■ **Work to complete**
Give the data again, word for word.

■ **Extracted records**
■ ■ ■

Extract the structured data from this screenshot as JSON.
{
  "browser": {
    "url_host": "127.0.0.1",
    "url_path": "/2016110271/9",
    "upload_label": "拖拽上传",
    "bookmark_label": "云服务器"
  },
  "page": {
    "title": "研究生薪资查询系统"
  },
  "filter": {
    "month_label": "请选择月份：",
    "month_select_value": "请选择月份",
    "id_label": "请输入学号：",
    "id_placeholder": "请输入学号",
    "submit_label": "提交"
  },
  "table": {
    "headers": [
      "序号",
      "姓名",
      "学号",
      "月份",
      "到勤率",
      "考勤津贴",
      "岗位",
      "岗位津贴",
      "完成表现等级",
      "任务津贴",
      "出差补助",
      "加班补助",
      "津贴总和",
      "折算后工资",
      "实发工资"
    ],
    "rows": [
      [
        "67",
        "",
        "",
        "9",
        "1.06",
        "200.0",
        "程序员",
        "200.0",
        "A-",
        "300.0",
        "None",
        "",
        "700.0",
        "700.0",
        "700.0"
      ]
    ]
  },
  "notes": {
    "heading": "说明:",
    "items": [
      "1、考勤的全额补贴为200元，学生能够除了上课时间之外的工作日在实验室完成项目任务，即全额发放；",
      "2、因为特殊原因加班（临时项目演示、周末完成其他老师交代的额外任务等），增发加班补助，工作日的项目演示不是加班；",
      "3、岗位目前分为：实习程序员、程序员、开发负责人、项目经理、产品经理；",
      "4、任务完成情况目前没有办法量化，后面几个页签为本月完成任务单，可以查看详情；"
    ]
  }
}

■ ■ ■

■ **Full response**
Extract the structured data from this screenshot as JSON.
{
  "browser": {
    "url_host": "127.0.0.1",
    "url_path": "/2016110271/9",
    "upload_label": "拖拽上传",
    "bookmark_label": "云服务器"
  },
  "page": {
    "title": "研究生薪资查询系统"
  },
  "filter": {
    "month_label": "请选择月份：",
    "month_select_value": "请选择月份",
    "id_label": "请输入学号：",
    "id_placeholder": "请输入学号",
    "submit_label": "提交"
  },
  "table": {
    "headers": [
      "序号",
      "姓名",
      "学号",
      "月份",
      "到勤率",
      "考勤津贴",
      "岗位",
      "岗位津贴",
      "完成表现等级",
      "任务津贴",
      "出差补助",
      "加班补助",
      "津贴总和",
      "折算后工资",
      "实发工资"
    ],
    "rows": [
      [
        "67",
        "",
        "",
        "9",
        "1.06",
        "200.0",
        "程序员",
        "200.0",
        "A-",
        "300.0",
        "None",
        "",
        "700.0",
        "700.0",
        "700.0"
      ]
    ]
  },
  "notes": {
    "heading": "说明:",
    "items": [
      "1、考勤的全额补贴为200元，学生能够除了上课时间之外的工作日在实验室完成项目任务，即全额发放；",
      "2、因为特殊原因加班（临时项目演示、周末完成其他老师交代的额外任务等），增发加班补助，工作日的项目演示不是加班；",
      "3、岗位目前分为：实习程序员、程序员、开发负责人、项目经理、产品经理；",
      "4、任务完成情况目前没有办法量化，后面几个页签为本月完成任务单，可以查看详情；"
    ]
  }
}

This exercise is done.